**** Exercise material ****

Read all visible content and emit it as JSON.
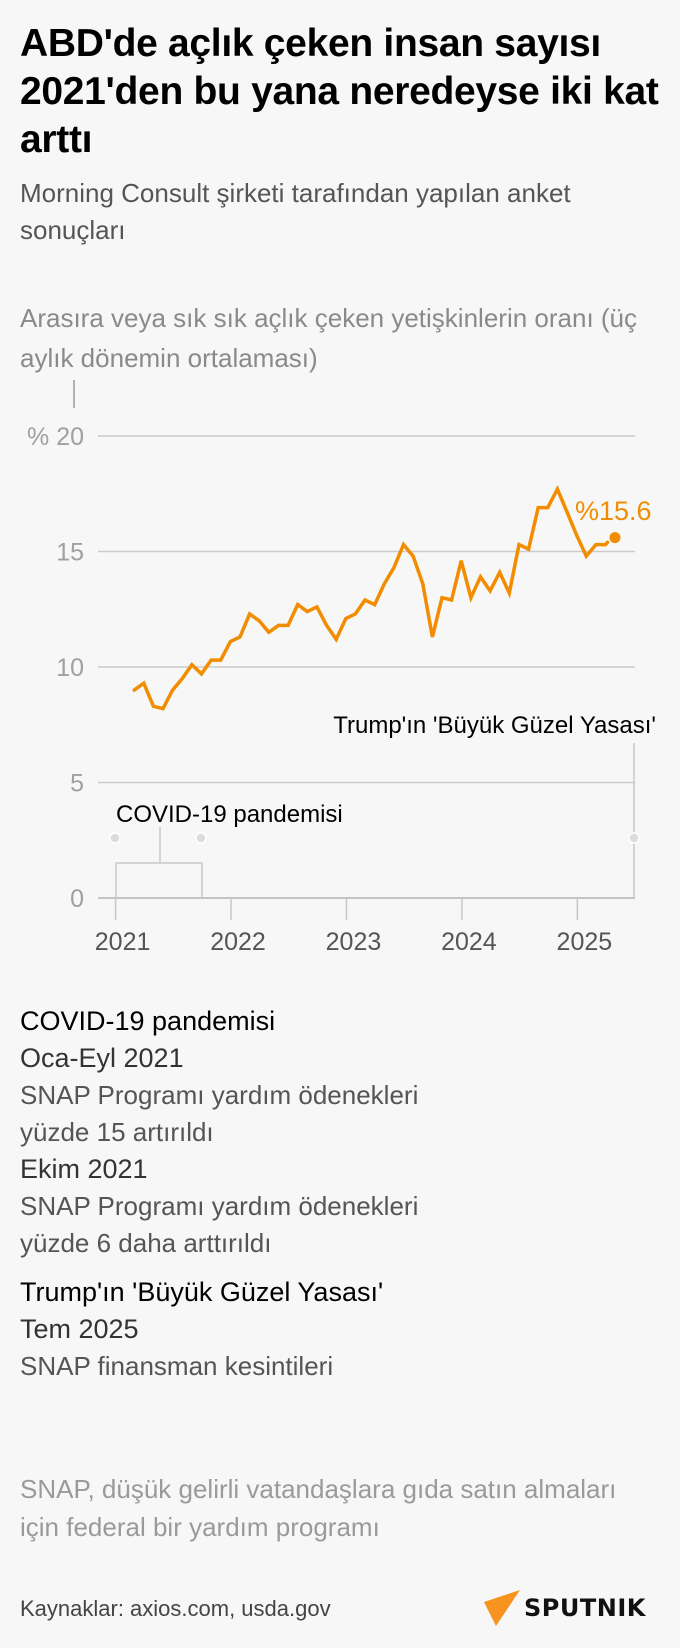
{
  "header": {
    "title": "ABD'de açlık çeken insan sayısı 2021'den bu yana neredeyse iki kat arttı",
    "subtitle": "Morning Consult şirketi tarafından yapılan anket sonuçları"
  },
  "chart_caption": "Arasıra veya sık sık açlık çeken yetişkinlerin oranı (üç aylık dönemin ortalaması)",
  "chart_data": {
    "type": "line",
    "title": "Arasıra veya sık sık açlık çeken yetişkinlerin oranı (üç aylık dönemin ortalaması)",
    "xlabel": "",
    "ylabel": "%",
    "ylim": [
      0,
      20
    ],
    "yticks": [
      0,
      5,
      10,
      15,
      20
    ],
    "ytick_labels": [
      "0",
      "5",
      "10",
      "15",
      "% 20"
    ],
    "xticks": [
      "2021",
      "2022",
      "2023",
      "2024",
      "2025"
    ],
    "grid": true,
    "x_start": "2021-03",
    "x_step": "month",
    "series": [
      {
        "name": "Açlık çeken yetişkinlerin oranı",
        "color": "#f28c00",
        "values": [
          9.0,
          9.3,
          8.3,
          8.2,
          9.0,
          9.5,
          10.1,
          9.7,
          10.3,
          10.3,
          11.1,
          11.3,
          12.3,
          12.0,
          11.5,
          11.8,
          11.8,
          12.7,
          12.4,
          12.6,
          11.8,
          11.2,
          12.1,
          12.3,
          12.9,
          12.7,
          13.6,
          14.3,
          15.3,
          14.8,
          13.6,
          11.3,
          13.0,
          12.9,
          14.6,
          13.0,
          13.9,
          13.3,
          14.1,
          13.2,
          15.3,
          15.1,
          16.9,
          16.9,
          17.7,
          16.7,
          15.7,
          14.8,
          15.3,
          15.3
        ]
      }
    ],
    "last_point": {
      "month_index": 52,
      "value": 15.6,
      "label": "%15.6"
    },
    "annotations": [
      {
        "label": "COVID-19 pandemisi",
        "type": "bracket",
        "start_month": 0,
        "end_month": 9
      },
      {
        "label": "Trump'ın 'Büyük Güzel Yasası'",
        "type": "marker",
        "month": 54
      }
    ]
  },
  "notes": [
    {
      "heading": "COVID-19 pandemisi",
      "items": [
        {
          "date": "Oca-Eyl 2021",
          "text": "SNAP Programı yardım ödenekleri yüzde 15 artırıldı"
        },
        {
          "date": "Ekim 2021",
          "text": "SNAP Programı yardım ödenekleri yüzde 6 daha arttırıldı"
        }
      ]
    },
    {
      "heading": "Trump'ın 'Büyük Güzel Yasası'",
      "items": [
        {
          "date": "Tem 2025",
          "text": "SNAP finansman kesintileri"
        }
      ]
    }
  ],
  "footnote": "SNAP, düşük gelirli vatandaşlara gıda satın almaları için federal bir yardım programı",
  "sources": "Kaynaklar: axios.com, usda.gov",
  "brand": {
    "name": "SPUTNIK",
    "accent": "#f7931e"
  },
  "colors": {
    "line": "#f28c00",
    "grid": "#c8c8c8",
    "axis_text": "#9a9a9a",
    "background": "#f7f7f7"
  }
}
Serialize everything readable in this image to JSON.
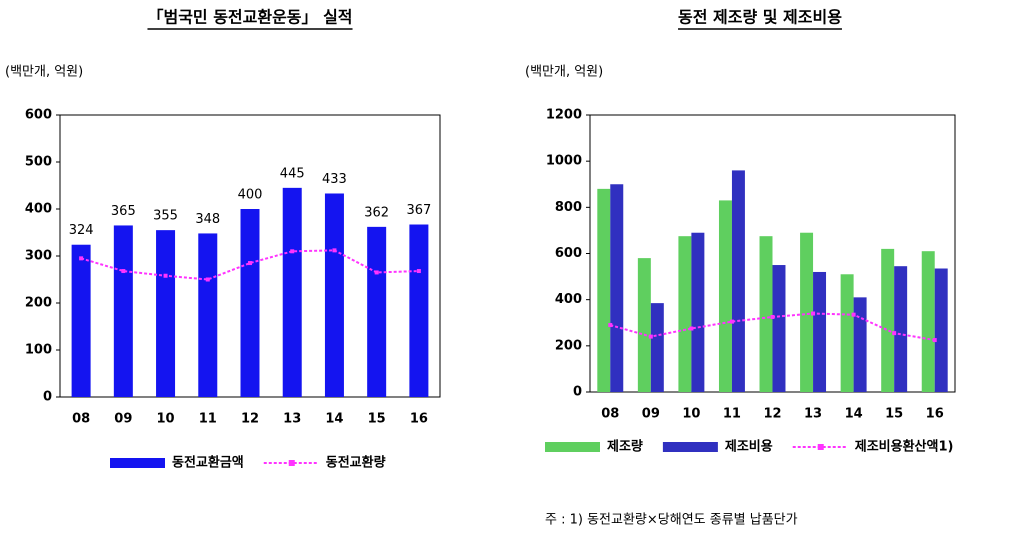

****

* _Work instructions_
Every entry must be written out exactly, with all pictures left out.

* _In response_
Read all visible content and emit it as JSON.
{
  "header": {
    "title": "ABD'de açlık çeken insan sayısı 2021'den bu yana neredeyse iki kat arttı",
    "subtitle": "Morning Consult şirketi tarafından yapılan anket sonuçları"
  },
  "chart_caption": "Arasıra veya sık sık açlık çeken yetişkinlerin oranı (üç aylık dönemin ortalaması)",
  "chart_data": {
    "type": "line",
    "title": "Arasıra veya sık sık açlık çeken yetişkinlerin oranı (üç aylık dönemin ortalaması)",
    "xlabel": "",
    "ylabel": "%",
    "ylim": [
      0,
      20
    ],
    "yticks": [
      0,
      5,
      10,
      15,
      20
    ],
    "ytick_labels": [
      "0",
      "5",
      "10",
      "15",
      "% 20"
    ],
    "xticks": [
      "2021",
      "2022",
      "2023",
      "2024",
      "2025"
    ],
    "grid": true,
    "x_start": "2021-03",
    "x_step": "month",
    "series": [
      {
        "name": "Açlık çeken yetişkinlerin oranı",
        "color": "#f28c00",
        "values": [
          9.0,
          9.3,
          8.3,
          8.2,
          9.0,
          9.5,
          10.1,
          9.7,
          10.3,
          10.3,
          11.1,
          11.3,
          12.3,
          12.0,
          11.5,
          11.8,
          11.8,
          12.7,
          12.4,
          12.6,
          11.8,
          11.2,
          12.1,
          12.3,
          12.9,
          12.7,
          13.6,
          14.3,
          15.3,
          14.8,
          13.6,
          11.3,
          13.0,
          12.9,
          14.6,
          13.0,
          13.9,
          13.3,
          14.1,
          13.2,
          15.3,
          15.1,
          16.9,
          16.9,
          17.7,
          16.7,
          15.7,
          14.8,
          15.3,
          15.3
        ]
      }
    ],
    "last_point": {
      "month_index": 52,
      "value": 15.6,
      "label": "%15.6"
    },
    "annotations": [
      {
        "label": "COVID-19 pandemisi",
        "type": "bracket",
        "start_month": 0,
        "end_month": 9
      },
      {
        "label": "Trump'ın 'Büyük Güzel Yasası'",
        "type": "marker",
        "month": 54
      }
    ]
  },
  "notes": [
    {
      "heading": "COVID-19 pandemisi",
      "items": [
        {
          "date": "Oca-Eyl 2021",
          "text": "SNAP Programı yardım ödenekleri yüzde 15 artırıldı"
        },
        {
          "date": "Ekim 2021",
          "text": "SNAP Programı yardım ödenekleri yüzde 6 daha arttırıldı"
        }
      ]
    },
    {
      "heading": "Trump'ın 'Büyük Güzel Yasası'",
      "items": [
        {
          "date": "Tem 2025",
          "text": "SNAP finansman kesintileri"
        }
      ]
    }
  ],
  "footnote": "SNAP, düşük gelirli vatandaşlara gıda satın almaları için federal bir yardım programı",
  "sources": "Kaynaklar: axios.com, usda.gov",
  "brand": {
    "name": "SPUTNIK",
    "accent": "#f7931e"
  },
  "colors": {
    "line": "#f28c00",
    "grid": "#c8c8c8",
    "axis_text": "#9a9a9a",
    "background": "#f7f7f7"
  }
}
Serialize everything readable in this image to JSON.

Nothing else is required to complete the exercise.